Given exercise: Below are the records; copy each line in them that holds the word "this".

Data supplied:
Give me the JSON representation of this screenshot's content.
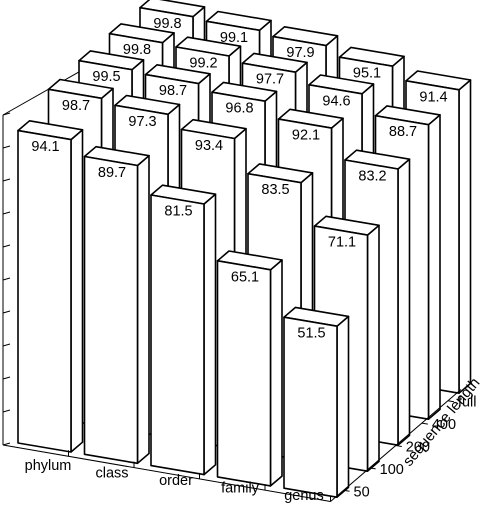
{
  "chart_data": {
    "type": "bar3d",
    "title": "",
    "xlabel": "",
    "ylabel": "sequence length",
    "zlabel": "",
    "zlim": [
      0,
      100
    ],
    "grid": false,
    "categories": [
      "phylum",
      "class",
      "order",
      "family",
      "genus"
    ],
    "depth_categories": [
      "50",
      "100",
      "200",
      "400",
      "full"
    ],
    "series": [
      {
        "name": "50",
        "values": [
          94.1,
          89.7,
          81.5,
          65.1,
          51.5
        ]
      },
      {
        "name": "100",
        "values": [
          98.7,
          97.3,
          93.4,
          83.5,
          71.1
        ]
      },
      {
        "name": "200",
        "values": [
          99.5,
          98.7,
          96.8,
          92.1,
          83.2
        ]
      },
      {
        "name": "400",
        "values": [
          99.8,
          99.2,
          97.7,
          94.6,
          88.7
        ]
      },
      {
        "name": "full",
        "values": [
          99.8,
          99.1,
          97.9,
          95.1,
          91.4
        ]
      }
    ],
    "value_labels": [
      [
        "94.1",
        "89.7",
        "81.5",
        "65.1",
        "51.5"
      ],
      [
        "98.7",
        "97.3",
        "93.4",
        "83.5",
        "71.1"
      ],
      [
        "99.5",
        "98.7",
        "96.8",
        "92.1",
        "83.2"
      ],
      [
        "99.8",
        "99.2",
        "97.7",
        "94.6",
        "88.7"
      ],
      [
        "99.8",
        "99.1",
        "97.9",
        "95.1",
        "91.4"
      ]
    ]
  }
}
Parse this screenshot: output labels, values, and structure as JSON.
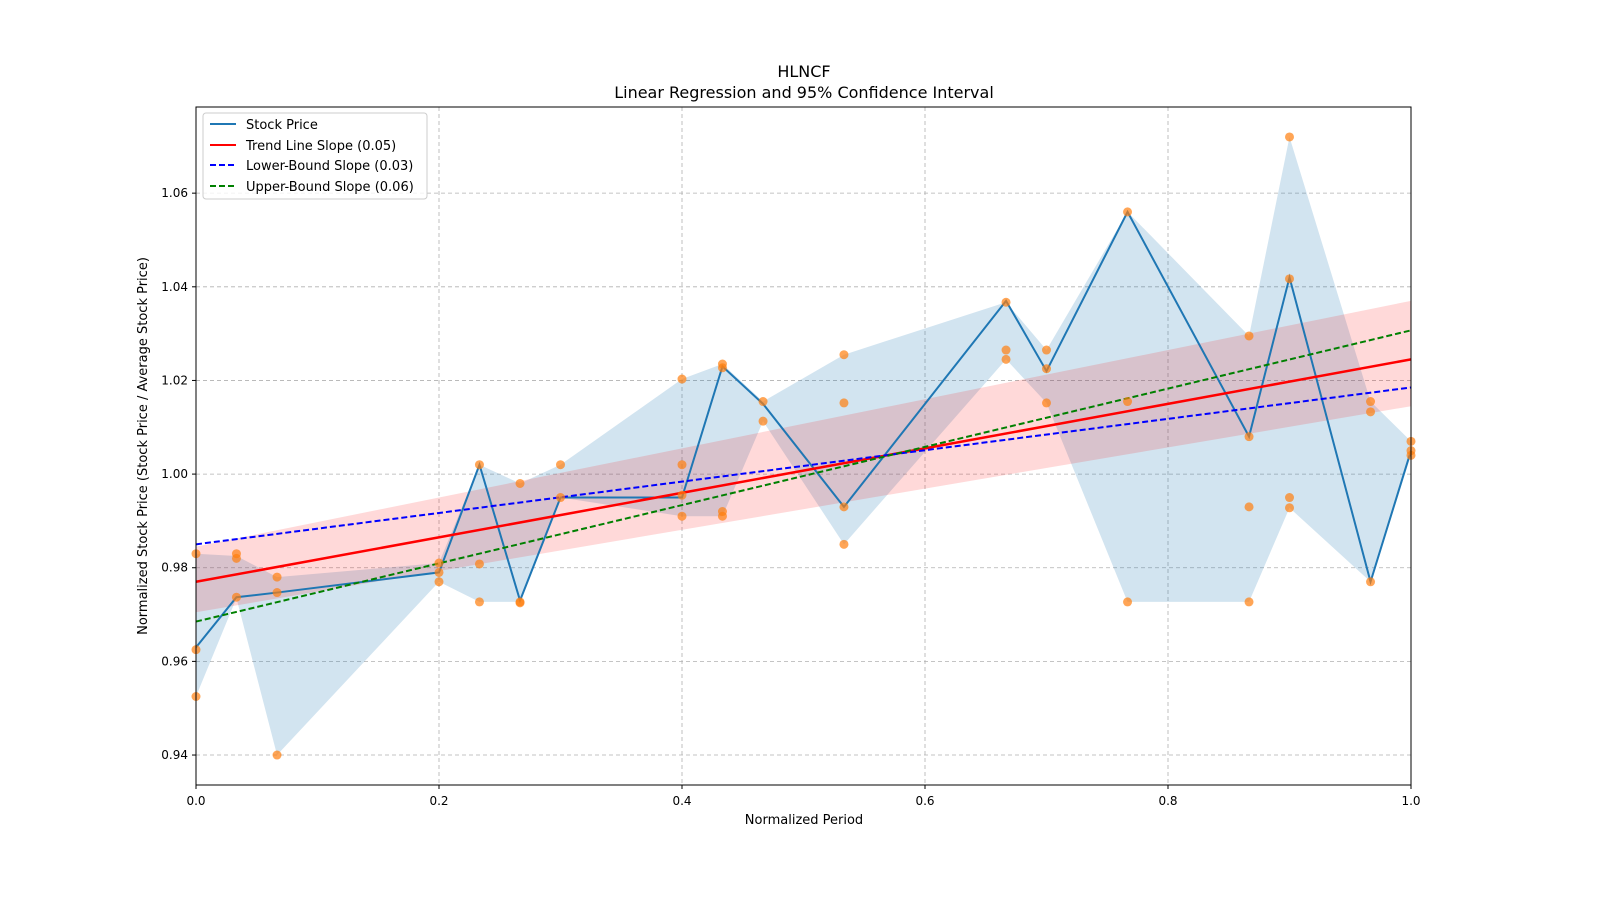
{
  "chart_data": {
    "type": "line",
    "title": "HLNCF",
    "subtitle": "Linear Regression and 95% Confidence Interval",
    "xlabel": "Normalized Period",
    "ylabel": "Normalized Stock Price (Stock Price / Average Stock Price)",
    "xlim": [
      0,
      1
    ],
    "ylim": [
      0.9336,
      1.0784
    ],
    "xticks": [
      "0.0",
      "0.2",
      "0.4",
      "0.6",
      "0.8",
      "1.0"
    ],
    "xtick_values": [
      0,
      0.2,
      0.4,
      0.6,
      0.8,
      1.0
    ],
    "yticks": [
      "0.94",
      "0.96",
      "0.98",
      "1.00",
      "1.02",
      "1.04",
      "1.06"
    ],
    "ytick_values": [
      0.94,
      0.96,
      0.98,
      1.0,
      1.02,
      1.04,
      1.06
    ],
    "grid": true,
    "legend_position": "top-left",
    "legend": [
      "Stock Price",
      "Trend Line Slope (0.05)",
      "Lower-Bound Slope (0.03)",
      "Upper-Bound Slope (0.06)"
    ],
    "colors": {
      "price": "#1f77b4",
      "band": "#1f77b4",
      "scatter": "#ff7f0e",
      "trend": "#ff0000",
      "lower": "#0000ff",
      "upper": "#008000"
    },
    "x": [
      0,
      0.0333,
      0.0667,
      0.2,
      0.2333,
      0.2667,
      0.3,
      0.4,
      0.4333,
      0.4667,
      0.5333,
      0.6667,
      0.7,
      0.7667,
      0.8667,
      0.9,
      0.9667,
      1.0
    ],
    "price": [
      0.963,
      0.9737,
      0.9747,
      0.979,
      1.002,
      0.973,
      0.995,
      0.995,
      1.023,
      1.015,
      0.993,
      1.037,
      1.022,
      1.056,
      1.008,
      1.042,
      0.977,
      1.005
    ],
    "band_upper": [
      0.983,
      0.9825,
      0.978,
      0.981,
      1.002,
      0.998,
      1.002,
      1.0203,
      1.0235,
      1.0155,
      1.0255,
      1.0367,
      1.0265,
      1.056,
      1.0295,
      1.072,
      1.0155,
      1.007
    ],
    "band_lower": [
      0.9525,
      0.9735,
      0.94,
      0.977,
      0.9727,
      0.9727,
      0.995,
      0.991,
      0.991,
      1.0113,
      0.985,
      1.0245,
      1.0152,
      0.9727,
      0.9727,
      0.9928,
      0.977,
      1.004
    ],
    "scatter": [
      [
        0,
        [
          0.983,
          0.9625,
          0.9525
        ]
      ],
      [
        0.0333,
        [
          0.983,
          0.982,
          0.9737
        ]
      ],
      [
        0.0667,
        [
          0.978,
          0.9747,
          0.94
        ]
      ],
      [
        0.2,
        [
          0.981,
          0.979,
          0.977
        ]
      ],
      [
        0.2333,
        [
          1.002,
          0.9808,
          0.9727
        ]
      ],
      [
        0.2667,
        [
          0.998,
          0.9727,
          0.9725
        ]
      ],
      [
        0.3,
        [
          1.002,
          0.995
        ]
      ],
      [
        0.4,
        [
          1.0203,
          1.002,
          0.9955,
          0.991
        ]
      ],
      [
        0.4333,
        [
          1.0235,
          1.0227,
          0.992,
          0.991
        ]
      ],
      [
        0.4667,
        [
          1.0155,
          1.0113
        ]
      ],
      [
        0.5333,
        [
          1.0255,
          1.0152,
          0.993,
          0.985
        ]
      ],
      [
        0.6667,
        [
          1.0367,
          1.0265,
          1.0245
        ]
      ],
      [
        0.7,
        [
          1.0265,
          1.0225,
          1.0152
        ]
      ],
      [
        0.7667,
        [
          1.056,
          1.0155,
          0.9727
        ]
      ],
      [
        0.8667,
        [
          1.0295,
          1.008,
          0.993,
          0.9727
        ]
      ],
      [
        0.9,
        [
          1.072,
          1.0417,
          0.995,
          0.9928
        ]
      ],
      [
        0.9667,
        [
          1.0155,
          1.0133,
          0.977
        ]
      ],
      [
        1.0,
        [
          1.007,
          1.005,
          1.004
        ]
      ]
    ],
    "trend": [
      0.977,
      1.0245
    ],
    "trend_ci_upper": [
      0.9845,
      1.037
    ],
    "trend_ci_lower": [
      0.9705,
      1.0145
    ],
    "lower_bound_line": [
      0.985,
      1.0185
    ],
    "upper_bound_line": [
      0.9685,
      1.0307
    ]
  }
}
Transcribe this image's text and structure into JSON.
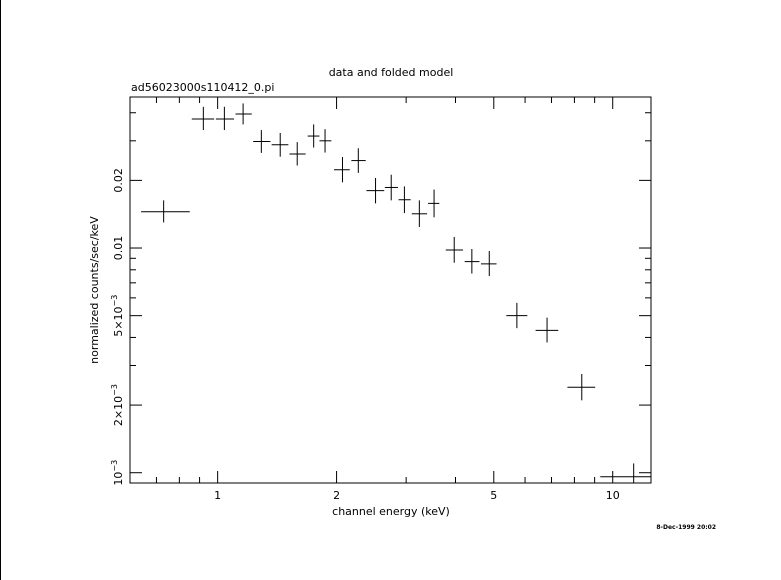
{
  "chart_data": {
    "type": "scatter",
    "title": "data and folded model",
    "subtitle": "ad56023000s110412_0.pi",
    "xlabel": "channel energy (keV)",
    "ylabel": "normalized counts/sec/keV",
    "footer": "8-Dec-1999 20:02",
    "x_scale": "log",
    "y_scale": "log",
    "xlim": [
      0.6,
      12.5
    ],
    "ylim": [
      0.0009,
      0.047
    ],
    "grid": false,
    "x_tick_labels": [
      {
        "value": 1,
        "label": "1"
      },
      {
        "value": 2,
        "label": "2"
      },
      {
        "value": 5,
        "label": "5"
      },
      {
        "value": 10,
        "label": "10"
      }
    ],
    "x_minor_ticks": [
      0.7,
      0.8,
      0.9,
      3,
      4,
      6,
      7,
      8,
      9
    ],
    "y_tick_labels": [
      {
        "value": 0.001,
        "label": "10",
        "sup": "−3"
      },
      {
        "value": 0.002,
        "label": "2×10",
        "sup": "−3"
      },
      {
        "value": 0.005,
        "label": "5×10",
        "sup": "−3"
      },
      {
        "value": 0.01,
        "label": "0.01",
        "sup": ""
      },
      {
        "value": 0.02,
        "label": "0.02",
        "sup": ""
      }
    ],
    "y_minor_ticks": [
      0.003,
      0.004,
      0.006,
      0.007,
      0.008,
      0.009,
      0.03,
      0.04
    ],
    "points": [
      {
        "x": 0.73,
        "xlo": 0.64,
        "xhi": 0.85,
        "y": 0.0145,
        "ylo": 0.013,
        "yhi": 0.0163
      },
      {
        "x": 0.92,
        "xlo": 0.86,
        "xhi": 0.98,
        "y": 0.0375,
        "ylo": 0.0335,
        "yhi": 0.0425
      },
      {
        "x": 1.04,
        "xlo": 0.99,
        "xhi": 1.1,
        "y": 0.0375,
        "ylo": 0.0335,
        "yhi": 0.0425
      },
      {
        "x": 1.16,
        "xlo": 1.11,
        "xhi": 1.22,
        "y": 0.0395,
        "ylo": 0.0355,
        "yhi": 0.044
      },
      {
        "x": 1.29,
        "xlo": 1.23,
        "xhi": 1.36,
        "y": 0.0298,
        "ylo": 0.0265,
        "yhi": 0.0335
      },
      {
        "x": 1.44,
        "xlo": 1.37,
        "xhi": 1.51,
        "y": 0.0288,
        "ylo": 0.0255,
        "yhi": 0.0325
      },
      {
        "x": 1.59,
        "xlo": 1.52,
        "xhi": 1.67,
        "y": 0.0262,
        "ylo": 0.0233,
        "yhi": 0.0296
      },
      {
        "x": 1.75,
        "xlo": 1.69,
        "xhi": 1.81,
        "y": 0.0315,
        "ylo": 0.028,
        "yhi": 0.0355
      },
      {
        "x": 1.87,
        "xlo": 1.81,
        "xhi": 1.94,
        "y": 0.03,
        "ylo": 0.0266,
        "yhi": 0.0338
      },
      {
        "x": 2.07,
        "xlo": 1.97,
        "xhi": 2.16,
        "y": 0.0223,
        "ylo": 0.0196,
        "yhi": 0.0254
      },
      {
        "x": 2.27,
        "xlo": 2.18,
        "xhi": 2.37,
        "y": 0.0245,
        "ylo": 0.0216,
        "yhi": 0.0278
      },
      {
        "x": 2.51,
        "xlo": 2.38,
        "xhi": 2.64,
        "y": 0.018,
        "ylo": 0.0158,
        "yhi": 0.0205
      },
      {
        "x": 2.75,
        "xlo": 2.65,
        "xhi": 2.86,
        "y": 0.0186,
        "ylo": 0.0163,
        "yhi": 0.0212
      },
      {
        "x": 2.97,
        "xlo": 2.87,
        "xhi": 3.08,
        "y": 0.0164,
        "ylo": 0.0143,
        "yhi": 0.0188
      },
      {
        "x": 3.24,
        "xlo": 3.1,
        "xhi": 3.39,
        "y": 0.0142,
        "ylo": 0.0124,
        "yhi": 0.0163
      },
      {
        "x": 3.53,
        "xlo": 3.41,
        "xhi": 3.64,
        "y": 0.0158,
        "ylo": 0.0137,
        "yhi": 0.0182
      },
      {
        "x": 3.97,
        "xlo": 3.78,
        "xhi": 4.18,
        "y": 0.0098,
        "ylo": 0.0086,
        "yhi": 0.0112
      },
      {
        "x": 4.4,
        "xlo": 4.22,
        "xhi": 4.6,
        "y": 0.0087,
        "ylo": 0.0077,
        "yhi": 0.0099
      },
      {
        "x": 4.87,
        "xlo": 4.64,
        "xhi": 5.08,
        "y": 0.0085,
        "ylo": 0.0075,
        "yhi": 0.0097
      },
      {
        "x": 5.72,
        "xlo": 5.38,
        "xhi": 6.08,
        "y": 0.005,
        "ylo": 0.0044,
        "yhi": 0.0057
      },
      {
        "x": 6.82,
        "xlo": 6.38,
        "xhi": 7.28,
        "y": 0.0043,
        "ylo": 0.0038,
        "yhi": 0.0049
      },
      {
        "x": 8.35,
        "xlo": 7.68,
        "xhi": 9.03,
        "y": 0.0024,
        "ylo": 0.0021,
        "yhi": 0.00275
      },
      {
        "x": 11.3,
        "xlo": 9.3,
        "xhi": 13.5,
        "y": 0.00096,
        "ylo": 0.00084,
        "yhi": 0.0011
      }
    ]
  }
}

Written solution:
Give me the JSON representation of this screenshot's content.
Parse this screenshot: output labels, values, and structure as JSON.
Transcribe this image's text and structure into JSON.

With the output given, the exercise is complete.